During that period, justices of the peace played crucial roles in local governance, maintaining order and adjudicating minor offenses such as petty theft and civil disputes. Their duties were wide-ranging, reflecting their importance in the legal and administrative systems of the time. Mason’s judicial positions highlight a contrasting chapter in his life, suggesting a degree of community trust and respect before his descent into criminality.

Mason and the Ohio River

Mason became a dominant figure along the Ohio River. Two locations—Red Banks, Kentucky, and Cave-in-Rock, Illinois—played pivotal roles in Mason’s rise as a criminal mastermind. Red Banks (now Henderson, Kentucky) was a growing frontier settlement in the late eighteenth century. The area’s strategic position made it a critical point for merchants transporting goods by flatboat. It was also an ideal staging ground for the counterfeiting operations of Mason and his gang.[12]

Francois Derousse, a resident of New Madrid, told of a 1791 incident near Red Banks, where Mason held him at gunpoint, accused him of horse theft, and detained him. Despite Derousse’s denials and offers to provide references, Mason kept him under guard for an entire day, repeatedly threatening his life.[13] The situation de-escalated the following day, with Mason eventually believing Derousse’s innocence. However, Derousse was forced to remain with Mason’s group for two months, coerced into working for the gang under the promise of payment in linen, calico, and blankets. Although Mason eventually delivered the promised goods, he forcibly reclaimed them shortly afterward. Derousse ultimately escaped with his family by navigating through icy waters at night while Mason and his men slept.[14]

Recognizing the need to maintain order, the Commonwealth of Kentucky appointed Capt. John Dunn, another veteran of the Revolutionary War, as the Constable of Red Banks. By 1795, tensions between Mason and Constable Dunn escalated to violence. Mason had requested that Dunn sign some papers, but Dunn refused. A few days later, Mason and four of his men attacked Dunn, throwing his body over a fence and leaving him for dead. Dunn survived the assault but continued to face threats from Mason’s family and associates. In another incident highlighting the violence of Mason’s gang, they attacked and stole an enslaved female along with her two children from Hugh Knox, a resident of Red Banks who later became a judge in Henderson County.[15]

Despite efforts by local authorities to combat Mason’s activities, the gang’s familiarity with the region’s terrain and waterways allowed them to evade capture. Red Banks remained a critical part of Mason’s network until increasing pressure from tax collectors forced him to seek refuge elsewhere.

Dataset items

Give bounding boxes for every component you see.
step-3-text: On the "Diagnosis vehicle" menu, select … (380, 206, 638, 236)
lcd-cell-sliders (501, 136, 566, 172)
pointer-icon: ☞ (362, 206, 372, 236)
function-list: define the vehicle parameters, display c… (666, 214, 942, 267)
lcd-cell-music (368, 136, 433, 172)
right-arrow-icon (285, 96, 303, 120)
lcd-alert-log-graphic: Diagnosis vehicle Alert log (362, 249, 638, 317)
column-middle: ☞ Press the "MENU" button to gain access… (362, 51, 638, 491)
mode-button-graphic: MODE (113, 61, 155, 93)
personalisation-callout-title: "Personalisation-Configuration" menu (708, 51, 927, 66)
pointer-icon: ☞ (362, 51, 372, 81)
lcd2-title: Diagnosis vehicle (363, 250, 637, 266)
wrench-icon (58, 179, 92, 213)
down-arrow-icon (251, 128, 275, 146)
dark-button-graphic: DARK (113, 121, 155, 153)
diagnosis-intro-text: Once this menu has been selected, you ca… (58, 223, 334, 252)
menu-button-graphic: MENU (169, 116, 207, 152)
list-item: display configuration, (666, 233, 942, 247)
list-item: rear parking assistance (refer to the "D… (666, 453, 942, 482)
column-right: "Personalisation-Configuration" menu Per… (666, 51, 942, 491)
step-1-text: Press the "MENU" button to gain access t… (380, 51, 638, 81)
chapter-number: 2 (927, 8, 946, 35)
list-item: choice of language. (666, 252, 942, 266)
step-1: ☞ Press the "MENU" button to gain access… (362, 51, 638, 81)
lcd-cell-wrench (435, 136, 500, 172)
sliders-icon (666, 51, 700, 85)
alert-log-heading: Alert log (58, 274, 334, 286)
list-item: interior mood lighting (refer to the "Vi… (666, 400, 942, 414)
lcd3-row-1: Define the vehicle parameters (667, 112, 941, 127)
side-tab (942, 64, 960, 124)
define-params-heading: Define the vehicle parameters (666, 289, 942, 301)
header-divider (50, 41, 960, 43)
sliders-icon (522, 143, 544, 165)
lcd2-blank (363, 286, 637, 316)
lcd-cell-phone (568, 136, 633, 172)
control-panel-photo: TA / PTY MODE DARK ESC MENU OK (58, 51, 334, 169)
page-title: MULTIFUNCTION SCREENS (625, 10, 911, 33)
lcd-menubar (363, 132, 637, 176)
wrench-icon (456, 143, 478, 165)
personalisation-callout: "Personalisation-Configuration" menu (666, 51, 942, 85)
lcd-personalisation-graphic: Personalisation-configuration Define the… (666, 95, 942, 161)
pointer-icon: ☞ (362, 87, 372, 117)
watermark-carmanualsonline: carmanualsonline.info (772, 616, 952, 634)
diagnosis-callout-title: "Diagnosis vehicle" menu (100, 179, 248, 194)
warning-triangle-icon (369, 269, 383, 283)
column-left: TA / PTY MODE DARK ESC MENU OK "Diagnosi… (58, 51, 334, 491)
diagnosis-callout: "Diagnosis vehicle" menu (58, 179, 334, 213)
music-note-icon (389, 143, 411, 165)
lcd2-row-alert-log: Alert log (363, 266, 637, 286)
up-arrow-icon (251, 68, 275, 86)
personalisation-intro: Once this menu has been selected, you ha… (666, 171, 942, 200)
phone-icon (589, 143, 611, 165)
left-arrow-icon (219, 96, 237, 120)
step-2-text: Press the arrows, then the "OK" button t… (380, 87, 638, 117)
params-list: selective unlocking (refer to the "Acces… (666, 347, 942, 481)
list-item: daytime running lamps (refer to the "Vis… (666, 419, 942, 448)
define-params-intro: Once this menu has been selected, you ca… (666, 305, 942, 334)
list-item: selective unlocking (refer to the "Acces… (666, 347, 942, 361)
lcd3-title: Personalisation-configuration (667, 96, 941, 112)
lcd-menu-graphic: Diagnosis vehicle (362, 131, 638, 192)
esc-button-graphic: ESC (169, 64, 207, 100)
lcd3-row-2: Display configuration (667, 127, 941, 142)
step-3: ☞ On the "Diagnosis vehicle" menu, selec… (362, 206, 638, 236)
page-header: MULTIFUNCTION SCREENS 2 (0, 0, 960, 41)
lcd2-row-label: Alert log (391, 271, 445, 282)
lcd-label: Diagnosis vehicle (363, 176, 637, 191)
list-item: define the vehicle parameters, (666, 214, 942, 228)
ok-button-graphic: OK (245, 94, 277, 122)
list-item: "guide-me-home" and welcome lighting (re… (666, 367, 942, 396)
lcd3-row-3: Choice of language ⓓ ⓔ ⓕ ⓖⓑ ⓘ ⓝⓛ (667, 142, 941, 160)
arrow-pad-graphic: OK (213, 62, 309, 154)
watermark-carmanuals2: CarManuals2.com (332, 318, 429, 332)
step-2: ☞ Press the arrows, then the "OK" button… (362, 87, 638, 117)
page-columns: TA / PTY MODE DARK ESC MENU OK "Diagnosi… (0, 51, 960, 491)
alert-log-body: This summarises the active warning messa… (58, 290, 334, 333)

Aim: Please answer from the text about Mason and the Ohio River: what is Red Banks called now?

Output of the task: Henderson, Kentucky.